▸ **Saved entries**:
════════
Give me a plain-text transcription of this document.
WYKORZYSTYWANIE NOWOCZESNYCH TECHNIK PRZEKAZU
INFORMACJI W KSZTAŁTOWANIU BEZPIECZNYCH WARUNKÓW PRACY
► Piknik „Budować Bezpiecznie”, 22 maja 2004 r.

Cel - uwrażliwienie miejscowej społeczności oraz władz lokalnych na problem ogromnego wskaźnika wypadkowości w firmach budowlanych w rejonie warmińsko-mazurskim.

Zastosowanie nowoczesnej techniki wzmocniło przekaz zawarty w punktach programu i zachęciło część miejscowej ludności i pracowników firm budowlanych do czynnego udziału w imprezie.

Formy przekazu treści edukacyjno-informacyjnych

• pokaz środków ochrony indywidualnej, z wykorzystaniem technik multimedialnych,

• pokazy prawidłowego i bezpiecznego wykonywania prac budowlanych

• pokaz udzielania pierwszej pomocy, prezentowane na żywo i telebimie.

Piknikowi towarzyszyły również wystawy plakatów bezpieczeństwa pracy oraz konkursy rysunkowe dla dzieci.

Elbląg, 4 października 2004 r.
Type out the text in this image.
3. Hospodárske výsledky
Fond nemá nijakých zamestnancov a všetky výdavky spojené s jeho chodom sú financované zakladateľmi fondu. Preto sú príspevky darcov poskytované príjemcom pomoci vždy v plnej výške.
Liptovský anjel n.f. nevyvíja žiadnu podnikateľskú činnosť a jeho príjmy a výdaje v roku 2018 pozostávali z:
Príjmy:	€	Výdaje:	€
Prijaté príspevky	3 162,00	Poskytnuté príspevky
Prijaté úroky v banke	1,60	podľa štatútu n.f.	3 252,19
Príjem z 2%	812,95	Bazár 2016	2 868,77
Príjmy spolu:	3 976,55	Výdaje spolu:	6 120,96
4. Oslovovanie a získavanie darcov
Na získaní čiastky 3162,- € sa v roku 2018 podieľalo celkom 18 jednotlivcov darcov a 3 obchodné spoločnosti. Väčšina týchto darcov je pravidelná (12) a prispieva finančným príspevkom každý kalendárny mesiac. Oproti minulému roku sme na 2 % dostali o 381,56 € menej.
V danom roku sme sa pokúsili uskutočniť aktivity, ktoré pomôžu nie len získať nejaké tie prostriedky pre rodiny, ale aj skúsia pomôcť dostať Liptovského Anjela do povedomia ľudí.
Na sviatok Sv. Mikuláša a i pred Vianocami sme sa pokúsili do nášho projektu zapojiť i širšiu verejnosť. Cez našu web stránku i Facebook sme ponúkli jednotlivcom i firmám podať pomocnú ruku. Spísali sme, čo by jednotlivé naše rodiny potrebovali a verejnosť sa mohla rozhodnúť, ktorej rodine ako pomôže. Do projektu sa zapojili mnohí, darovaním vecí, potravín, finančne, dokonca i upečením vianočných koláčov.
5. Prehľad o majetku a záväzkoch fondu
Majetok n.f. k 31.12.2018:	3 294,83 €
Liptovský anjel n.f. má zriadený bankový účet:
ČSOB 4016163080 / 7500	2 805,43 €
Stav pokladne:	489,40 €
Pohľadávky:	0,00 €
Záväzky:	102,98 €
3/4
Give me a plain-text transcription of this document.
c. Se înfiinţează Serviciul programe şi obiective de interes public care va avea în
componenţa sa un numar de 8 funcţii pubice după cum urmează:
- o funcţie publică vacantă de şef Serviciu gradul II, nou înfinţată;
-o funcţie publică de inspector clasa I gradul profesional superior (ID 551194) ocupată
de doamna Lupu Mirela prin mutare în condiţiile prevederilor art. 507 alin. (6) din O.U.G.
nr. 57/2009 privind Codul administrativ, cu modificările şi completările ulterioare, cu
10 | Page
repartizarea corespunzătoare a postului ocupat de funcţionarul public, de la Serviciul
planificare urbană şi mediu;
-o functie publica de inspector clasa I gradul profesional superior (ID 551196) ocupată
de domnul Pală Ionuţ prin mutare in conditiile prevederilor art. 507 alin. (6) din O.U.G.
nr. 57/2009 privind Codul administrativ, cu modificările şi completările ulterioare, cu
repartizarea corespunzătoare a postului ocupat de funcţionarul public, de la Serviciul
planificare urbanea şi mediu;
════════
▸ **WHAT IS EXPECTED**: Which lines contain the word "superior"? Return each of them.

▸ **EXERCISE RESPONSE**:
-o funcţie publică de inspector clasa I gradul profesional superior (ID 551194) ocupată
-o functie publica de inspector clasa I gradul profesional superior (ID 551196) ocupată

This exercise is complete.